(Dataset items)

○ ○ ○ ○

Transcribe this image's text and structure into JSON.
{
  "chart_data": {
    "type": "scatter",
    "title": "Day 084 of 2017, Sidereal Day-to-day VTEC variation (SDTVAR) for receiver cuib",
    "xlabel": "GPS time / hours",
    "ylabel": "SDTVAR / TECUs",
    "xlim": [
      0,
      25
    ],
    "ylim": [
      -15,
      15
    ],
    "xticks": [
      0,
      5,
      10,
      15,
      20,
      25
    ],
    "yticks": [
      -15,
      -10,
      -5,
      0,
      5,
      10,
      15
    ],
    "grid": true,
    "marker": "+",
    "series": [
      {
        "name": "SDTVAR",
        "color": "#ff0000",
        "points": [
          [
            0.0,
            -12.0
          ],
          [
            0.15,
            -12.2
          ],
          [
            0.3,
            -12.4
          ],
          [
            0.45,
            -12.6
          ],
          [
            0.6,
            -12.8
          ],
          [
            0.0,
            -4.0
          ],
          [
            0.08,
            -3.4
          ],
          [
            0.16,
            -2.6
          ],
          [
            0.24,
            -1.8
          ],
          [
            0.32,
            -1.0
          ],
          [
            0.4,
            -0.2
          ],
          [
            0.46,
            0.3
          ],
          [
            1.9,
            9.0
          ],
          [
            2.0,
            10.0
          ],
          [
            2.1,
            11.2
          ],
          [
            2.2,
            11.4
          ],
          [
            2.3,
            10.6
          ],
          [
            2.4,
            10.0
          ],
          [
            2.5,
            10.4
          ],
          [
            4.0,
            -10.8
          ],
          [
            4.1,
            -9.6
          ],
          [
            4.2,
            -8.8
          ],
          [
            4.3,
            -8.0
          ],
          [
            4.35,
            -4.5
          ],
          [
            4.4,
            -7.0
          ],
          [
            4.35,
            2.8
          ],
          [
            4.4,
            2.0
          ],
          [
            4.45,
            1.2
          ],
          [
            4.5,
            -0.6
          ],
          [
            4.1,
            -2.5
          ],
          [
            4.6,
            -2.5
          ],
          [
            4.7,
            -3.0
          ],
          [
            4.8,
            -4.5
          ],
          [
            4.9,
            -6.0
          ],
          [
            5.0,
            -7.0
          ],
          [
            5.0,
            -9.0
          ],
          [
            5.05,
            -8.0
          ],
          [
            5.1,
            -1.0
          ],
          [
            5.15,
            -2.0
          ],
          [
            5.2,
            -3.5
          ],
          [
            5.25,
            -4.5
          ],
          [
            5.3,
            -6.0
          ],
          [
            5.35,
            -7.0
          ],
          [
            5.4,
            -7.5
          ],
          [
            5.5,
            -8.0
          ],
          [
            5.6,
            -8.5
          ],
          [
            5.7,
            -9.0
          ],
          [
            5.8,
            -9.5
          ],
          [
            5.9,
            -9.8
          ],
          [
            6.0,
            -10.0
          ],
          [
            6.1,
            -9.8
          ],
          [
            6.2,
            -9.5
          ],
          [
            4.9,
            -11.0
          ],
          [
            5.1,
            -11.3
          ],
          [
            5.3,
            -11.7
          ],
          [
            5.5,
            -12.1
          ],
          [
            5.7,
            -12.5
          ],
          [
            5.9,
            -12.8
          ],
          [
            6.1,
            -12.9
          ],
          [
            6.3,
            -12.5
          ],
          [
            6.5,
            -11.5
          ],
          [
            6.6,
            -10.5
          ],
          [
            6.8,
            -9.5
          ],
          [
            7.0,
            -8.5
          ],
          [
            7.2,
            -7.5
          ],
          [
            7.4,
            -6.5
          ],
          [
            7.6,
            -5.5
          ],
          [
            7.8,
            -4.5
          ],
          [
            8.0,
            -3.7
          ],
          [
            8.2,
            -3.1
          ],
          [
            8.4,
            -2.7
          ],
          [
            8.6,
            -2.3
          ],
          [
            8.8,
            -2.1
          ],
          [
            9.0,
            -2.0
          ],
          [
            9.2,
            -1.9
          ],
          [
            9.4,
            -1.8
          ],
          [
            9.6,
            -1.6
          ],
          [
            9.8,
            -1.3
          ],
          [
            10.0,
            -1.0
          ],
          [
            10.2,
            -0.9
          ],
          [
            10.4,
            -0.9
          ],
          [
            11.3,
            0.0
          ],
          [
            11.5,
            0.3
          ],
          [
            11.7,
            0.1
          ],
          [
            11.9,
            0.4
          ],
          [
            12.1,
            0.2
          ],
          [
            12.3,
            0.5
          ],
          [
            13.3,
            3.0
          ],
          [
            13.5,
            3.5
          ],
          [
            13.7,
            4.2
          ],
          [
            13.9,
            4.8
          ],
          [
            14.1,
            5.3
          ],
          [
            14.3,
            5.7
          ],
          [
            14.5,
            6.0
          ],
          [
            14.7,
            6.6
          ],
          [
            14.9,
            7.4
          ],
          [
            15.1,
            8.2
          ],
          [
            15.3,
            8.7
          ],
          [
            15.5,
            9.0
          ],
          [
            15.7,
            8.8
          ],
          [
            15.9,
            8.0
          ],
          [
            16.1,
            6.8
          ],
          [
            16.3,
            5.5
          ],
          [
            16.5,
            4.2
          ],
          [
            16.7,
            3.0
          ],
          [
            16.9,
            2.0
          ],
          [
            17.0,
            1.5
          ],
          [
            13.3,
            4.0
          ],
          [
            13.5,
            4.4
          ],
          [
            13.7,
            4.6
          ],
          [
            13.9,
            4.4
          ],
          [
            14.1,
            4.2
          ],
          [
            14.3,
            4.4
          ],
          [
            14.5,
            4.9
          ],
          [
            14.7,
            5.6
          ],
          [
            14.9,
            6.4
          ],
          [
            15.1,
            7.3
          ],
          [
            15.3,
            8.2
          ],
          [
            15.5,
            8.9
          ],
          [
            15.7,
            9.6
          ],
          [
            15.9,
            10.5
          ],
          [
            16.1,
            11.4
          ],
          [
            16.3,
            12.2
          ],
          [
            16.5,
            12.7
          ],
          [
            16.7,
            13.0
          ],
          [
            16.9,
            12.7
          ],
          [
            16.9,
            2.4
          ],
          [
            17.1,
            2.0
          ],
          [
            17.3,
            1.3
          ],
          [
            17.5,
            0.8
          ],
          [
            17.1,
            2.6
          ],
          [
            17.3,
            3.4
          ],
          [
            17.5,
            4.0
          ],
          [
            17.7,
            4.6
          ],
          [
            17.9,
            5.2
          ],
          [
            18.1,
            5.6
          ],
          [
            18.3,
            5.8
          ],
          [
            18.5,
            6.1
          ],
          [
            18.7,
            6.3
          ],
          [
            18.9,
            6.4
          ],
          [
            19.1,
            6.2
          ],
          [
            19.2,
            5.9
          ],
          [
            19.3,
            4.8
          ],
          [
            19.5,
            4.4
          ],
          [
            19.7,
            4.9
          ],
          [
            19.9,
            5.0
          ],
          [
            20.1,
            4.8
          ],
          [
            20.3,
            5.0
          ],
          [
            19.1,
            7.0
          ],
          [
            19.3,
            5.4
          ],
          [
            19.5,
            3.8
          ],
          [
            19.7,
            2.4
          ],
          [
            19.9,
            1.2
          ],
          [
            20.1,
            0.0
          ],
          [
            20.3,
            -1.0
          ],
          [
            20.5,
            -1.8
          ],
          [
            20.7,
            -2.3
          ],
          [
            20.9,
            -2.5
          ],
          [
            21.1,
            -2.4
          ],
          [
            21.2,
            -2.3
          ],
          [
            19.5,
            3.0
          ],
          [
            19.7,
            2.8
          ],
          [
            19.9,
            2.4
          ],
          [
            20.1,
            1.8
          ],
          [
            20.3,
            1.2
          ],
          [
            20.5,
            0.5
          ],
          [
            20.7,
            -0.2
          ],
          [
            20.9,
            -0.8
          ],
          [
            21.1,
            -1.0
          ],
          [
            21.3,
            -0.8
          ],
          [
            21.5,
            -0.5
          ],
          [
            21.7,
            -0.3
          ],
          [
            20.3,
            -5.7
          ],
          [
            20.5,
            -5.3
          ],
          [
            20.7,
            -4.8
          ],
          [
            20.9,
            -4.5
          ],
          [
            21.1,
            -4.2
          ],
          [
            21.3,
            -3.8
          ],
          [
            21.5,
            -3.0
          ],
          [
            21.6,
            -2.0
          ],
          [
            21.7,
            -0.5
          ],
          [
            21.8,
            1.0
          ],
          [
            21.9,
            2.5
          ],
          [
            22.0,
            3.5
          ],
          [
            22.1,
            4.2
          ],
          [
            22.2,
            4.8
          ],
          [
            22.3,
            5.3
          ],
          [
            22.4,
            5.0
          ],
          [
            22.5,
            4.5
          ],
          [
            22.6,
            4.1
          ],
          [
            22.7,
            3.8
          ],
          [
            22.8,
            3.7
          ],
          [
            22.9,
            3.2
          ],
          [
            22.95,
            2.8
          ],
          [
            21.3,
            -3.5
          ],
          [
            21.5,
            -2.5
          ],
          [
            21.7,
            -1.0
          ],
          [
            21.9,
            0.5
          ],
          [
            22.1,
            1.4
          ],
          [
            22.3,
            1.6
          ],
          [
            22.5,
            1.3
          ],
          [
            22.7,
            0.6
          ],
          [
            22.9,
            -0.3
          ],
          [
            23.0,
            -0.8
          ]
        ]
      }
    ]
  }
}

○ ○ ○ ○

Objective: Wherever "SDTVAR" shows up in a line, copy that line.

Output:
    "title": "Day 084 of 2017, Sidereal Day-to-day VTEC variation (SDTVAR) for receiver cuib",
    "ylabel": "SDTVAR / TECUs",
        "name": "SDTVAR",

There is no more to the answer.